→ **Given records**

= = = = =

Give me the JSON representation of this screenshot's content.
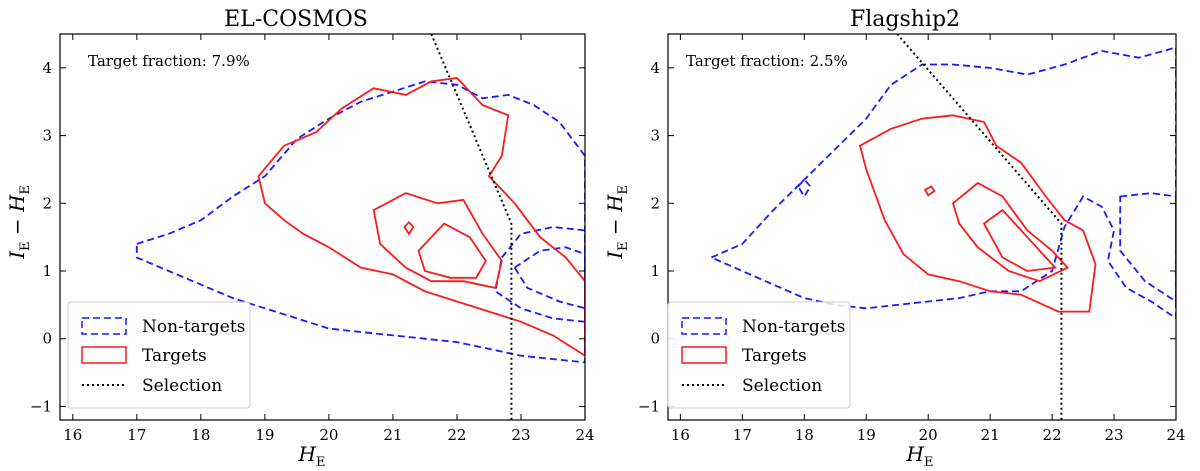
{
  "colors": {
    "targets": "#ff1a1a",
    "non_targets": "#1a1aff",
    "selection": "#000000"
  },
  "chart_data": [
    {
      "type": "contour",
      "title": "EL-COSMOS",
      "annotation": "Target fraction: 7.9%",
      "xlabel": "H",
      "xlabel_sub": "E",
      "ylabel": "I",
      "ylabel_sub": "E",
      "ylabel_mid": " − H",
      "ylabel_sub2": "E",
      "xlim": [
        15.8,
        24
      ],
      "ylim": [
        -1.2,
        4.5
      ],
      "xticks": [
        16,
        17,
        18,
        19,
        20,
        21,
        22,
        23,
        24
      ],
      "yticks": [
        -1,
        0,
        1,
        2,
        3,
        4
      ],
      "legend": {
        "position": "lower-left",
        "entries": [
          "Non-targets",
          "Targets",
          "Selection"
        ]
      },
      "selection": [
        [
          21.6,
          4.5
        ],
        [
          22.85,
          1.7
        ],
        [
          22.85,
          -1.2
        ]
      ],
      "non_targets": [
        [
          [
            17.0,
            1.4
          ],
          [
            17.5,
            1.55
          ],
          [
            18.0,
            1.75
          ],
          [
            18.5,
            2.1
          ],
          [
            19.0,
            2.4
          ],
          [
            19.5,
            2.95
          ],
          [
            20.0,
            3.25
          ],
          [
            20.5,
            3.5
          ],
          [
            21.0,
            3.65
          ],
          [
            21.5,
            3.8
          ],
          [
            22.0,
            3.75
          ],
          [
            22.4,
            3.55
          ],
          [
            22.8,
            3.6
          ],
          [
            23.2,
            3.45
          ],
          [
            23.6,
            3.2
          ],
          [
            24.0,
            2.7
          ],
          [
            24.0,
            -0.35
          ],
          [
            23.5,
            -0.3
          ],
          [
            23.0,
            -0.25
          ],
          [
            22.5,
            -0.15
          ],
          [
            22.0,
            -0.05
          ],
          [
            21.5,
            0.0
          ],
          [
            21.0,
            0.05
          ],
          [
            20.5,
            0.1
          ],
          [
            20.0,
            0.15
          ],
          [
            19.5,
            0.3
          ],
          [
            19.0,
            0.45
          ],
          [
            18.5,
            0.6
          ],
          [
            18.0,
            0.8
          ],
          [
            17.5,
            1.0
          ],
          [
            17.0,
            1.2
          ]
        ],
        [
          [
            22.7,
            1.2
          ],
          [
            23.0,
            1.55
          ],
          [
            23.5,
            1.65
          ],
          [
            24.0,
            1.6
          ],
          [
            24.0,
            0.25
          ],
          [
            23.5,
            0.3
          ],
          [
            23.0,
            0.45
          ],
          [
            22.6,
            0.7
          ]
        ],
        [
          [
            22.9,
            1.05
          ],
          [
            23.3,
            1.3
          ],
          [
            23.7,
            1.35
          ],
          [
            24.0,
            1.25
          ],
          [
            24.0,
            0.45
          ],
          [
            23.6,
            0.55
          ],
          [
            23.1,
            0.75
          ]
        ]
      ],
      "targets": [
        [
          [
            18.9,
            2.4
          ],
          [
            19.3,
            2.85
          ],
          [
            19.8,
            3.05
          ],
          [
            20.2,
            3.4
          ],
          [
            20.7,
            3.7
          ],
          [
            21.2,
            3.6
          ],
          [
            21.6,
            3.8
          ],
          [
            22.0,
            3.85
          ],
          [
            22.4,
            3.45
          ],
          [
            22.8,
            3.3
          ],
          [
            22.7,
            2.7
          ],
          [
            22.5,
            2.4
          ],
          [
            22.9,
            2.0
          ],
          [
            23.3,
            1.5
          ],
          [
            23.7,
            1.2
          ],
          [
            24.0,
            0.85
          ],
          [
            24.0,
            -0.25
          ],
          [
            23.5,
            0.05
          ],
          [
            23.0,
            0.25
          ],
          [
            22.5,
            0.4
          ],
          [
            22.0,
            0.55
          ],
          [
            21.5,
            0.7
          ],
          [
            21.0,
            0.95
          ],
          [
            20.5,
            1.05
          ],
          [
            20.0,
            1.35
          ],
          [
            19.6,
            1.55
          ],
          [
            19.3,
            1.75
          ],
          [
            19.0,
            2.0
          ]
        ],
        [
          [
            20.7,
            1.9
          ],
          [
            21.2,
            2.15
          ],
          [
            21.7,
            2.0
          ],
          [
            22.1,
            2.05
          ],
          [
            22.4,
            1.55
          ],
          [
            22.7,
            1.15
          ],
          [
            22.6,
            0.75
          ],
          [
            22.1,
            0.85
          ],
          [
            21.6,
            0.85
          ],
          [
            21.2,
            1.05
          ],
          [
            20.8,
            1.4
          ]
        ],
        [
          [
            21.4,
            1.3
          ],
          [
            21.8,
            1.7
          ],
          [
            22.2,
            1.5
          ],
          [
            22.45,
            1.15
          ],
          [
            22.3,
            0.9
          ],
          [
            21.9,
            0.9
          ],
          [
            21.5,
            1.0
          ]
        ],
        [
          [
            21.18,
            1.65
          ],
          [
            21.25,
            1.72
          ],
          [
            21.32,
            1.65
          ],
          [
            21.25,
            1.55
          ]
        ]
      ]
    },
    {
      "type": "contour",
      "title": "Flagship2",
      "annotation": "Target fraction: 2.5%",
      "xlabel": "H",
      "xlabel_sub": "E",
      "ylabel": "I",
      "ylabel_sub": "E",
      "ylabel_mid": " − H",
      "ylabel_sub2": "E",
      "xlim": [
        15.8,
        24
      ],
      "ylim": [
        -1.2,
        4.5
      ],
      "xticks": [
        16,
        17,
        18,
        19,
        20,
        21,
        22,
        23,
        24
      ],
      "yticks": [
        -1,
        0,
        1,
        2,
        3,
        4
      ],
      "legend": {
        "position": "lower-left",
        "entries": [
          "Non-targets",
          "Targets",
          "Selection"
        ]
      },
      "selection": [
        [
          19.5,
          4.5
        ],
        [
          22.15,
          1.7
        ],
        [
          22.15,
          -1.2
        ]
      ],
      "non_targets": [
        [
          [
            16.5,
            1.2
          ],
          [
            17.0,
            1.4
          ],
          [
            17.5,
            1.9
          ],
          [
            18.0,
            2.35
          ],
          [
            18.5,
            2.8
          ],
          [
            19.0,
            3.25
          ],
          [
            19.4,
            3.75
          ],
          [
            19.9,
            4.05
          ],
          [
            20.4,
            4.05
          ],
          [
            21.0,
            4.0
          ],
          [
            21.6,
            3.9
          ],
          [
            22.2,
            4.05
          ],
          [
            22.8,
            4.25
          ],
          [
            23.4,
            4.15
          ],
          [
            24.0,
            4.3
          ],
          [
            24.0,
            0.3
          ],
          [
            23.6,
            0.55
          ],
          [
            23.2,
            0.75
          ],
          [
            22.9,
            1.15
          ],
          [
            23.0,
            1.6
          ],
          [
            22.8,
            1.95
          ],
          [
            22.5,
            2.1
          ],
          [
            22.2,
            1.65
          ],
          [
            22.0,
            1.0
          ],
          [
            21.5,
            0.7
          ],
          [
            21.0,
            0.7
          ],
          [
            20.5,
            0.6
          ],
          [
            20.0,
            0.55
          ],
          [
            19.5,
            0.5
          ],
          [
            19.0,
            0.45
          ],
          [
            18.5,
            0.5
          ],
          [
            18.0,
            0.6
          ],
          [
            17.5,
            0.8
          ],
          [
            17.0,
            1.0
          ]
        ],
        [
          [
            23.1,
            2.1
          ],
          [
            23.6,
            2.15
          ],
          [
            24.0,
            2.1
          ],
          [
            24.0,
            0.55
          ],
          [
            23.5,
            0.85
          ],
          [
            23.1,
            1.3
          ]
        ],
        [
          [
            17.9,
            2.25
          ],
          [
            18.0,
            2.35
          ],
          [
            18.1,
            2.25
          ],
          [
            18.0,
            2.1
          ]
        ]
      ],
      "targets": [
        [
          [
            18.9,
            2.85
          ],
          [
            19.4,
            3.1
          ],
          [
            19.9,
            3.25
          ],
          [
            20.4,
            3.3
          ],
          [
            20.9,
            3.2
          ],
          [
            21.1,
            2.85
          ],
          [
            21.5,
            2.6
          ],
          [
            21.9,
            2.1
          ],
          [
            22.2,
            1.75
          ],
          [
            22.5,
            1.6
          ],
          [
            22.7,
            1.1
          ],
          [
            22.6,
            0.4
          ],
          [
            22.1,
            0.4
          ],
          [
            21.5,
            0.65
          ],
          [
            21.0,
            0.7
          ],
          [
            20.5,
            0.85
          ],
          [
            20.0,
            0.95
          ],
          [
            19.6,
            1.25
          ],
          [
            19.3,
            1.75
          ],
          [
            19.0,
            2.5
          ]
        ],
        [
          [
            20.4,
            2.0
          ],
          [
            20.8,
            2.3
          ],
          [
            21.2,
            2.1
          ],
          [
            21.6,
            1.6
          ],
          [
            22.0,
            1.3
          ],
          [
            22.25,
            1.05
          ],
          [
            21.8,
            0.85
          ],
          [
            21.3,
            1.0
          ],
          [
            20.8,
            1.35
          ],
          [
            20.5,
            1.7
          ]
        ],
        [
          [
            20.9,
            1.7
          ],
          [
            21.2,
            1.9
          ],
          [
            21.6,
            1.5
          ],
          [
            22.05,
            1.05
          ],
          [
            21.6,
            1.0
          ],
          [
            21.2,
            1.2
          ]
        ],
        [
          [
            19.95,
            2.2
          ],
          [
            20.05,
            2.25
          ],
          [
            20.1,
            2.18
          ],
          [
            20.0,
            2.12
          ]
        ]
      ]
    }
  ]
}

= = = = =

→ **The problem**
Copy out every line where the word "fraction" occurs.

→ **Answer to the problem**
      "annotation": "Target fraction: 7.9%",
      "annotation": "Target fraction: 2.5%",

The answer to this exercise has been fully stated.